> Data extracted from a collection:
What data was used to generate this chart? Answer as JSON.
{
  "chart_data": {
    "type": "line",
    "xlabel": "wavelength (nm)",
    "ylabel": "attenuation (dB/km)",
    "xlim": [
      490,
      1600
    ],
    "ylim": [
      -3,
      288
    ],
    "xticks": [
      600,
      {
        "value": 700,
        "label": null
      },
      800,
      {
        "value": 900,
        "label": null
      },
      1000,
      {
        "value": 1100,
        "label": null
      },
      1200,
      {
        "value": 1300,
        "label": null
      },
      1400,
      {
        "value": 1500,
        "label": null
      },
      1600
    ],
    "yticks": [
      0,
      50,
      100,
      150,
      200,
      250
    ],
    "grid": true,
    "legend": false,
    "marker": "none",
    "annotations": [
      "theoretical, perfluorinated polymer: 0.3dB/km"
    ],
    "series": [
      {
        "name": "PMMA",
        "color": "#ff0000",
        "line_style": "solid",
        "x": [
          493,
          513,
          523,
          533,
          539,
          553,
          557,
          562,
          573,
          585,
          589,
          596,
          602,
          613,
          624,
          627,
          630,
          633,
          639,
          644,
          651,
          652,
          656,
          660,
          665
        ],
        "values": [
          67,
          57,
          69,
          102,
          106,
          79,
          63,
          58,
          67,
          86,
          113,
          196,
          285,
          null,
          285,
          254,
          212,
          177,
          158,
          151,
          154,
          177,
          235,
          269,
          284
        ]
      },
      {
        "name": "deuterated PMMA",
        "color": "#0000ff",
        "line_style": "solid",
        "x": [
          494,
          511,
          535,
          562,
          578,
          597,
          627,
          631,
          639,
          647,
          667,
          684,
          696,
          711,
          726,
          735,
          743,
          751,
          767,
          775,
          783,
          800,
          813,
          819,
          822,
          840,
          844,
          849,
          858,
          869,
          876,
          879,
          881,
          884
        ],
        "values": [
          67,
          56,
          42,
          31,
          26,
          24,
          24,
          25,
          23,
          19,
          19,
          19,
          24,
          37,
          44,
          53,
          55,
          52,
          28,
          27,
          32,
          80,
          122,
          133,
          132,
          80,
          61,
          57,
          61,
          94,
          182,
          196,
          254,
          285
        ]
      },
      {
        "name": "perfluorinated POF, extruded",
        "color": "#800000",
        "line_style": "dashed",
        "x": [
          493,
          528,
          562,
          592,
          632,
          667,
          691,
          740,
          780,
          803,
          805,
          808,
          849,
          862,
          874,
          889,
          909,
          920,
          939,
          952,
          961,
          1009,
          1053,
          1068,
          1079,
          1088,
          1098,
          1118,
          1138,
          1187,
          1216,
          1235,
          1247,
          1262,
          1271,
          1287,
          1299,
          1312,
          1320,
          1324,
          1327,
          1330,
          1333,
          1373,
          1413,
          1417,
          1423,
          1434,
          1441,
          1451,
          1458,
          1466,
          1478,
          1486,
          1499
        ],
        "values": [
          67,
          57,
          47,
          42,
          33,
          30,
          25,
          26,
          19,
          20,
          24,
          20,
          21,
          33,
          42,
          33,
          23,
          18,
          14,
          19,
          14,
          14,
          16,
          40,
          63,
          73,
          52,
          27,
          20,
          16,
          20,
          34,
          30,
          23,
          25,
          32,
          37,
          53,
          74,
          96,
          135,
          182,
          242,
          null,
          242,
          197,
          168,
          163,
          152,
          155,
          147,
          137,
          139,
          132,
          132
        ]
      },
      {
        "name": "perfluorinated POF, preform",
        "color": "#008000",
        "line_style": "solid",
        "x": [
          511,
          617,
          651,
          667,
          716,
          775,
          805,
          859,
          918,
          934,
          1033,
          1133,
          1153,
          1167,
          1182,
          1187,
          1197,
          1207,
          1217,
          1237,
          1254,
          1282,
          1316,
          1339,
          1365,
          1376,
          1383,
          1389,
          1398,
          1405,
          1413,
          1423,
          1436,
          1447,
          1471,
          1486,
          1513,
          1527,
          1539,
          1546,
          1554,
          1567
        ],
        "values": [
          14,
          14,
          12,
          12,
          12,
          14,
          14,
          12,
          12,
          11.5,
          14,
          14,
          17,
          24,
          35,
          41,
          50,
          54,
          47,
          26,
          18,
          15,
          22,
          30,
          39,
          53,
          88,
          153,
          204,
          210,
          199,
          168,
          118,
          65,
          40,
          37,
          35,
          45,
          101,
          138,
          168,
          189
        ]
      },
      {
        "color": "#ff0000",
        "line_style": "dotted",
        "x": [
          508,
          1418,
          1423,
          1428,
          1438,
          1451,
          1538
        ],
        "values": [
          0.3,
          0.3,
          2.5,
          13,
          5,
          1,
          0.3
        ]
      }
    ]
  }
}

> What you have to do: Every entry needs to be retyped exactly.

> Written answer:
What data was used to generate this chart? Answer as JSON.
{
  "chart_data": {
    "type": "line",
    "xlabel": "wavelength (nm)",
    "ylabel": "attenuation (dB/km)",
    "xlim": [
      490,
      1600
    ],
    "ylim": [
      -3,
      288
    ],
    "xticks": [
      600,
      {
        "value": 700,
        "label": null
      },
      800,
      {
        "value": 900,
        "label": null
      },
      1000,
      {
        "value": 1100,
        "label": null
      },
      1200,
      {
        "value": 1300,
        "label": null
      },
      1400,
      {
        "value": 1500,
        "label": null
      },
      1600
    ],
    "yticks": [
      0,
      50,
      100,
      150,
      200,
      250
    ],
    "grid": true,
    "legend": false,
    "marker": "none",
    "annotations": [
      "theoretical, perfluorinated polymer: 0.3dB/km"
    ],
    "series": [
      {
        "name": "PMMA",
        "color": "#ff0000",
        "line_style": "solid",
        "x": [
          493,
          513,
          523,
          533,
          539,
          553,
          557,
          562,
          573,
          585,
          589,
          596,
          602,
          613,
          624,
          627,
          630,
          633,
          639,
          644,
          651,
          652,
          656,
          660,
          665
        ],
        "values": [
          67,
          57,
          69,
          102,
          106,
          79,
          63,
          58,
          67,
          86,
          113,
          196,
          285,
          null,
          285,
          254,
          212,
          177,
          158,
          151,
          154,
          177,
          235,
          269,
          284
        ]
      },
      {
        "name": "deuterated PMMA",
        "color": "#0000ff",
        "line_style": "solid",
        "x": [
          494,
          511,
          535,
          562,
          578,
          597,
          627,
          631,
          639,
          647,
          667,
          684,
          696,
          711,
          726,
          735,
          743,
          751,
          767,
          775,
          783,
          800,
          813,
          819,
          822,
          840,
          844,
          849,
          858,
          869,
          876,
          879,
          881,
          884
        ],
        "values": [
          67,
          56,
          42,
          31,
          26,
          24,
          24,
          25,
          23,
          19,
          19,
          19,
          24,
          37,
          44,
          53,
          55,
          52,
          28,
          27,
          32,
          80,
          122,
          133,
          132,
          80,
          61,
          57,
          61,
          94,
          182,
          196,
          254,
          285
        ]
      },
      {
        "name": "perfluorinated POF, extruded",
        "color": "#800000",
        "line_style": "dashed",
        "x": [
          493,
          528,
          562,
          592,
          632,
          667,
          691,
          740,
          780,
          803,
          805,
          808,
          849,
          862,
          874,
          889,
          909,
          920,
          939,
          952,
          961,
          1009,
          1053,
          1068,
          1079,
          1088,
          1098,
          1118,
          1138,
          1187,
          1216,
          1235,
          1247,
          1262,
          1271,
          1287,
          1299,
          1312,
          1320,
          1324,
          1327,
          1330,
          1333,
          1373,
          1413,
          1417,
          1423,
          1434,
          1441,
          1451,
          1458,
          1466,
          1478,
          1486,
          1499
        ],
        "values": [
          67,
          57,
          47,
          42,
          33,
          30,
          25,
          26,
          19,
          20,
          24,
          20,
          21,
          33,
          42,
          33,
          23,
          18,
          14,
          19,
          14,
          14,
          16,
          40,
          63,
          73,
          52,
          27,
          20,
          16,
          20,
          34,
          30,
          23,
          25,
          32,
          37,
          53,
          74,
          96,
          135,
          182,
          242,
          null,
          242,
          197,
          168,
          163,
          152,
          155,
          147,
          137,
          139,
          132,
          132
        ]
      },
      {
        "name": "perfluorinated POF, preform",
        "color": "#008000",
        "line_style": "solid",
        "x": [
          511,
          617,
          651,
          667,
          716,
          775,
          805,
          859,
          918,
          934,
          1033,
          1133,
          1153,
          1167,
          1182,
          1187,
          1197,
          1207,
          1217,
          1237,
          1254,
          1282,
          1316,
          1339,
          1365,
          1376,
          1383,
          1389,
          1398,
          1405,
          1413,
          1423,
          1436,
          1447,
          1471,
          1486,
          1513,
          1527,
          1539,
          1546,
          1554,
          1567
        ],
        "values": [
          14,
          14,
          12,
          12,
          12,
          14,
          14,
          12,
          12,
          11.5,
          14,
          14,
          17,
          24,
          35,
          41,
          50,
          54,
          47,
          26,
          18,
          15,
          22,
          30,
          39,
          53,
          88,
          153,
          204,
          210,
          199,
          168,
          118,
          65,
          40,
          37,
          35,
          45,
          101,
          138,
          168,
          189
        ]
      },
      {
        "color": "#ff0000",
        "line_style": "dotted",
        "x": [
          508,
          1418,
          1423,
          1428,
          1438,
          1451,
          1538
        ],
        "values": [
          0.3,
          0.3,
          2.5,
          13,
          5,
          1,
          0.3
        ]
      }
    ]
  }
}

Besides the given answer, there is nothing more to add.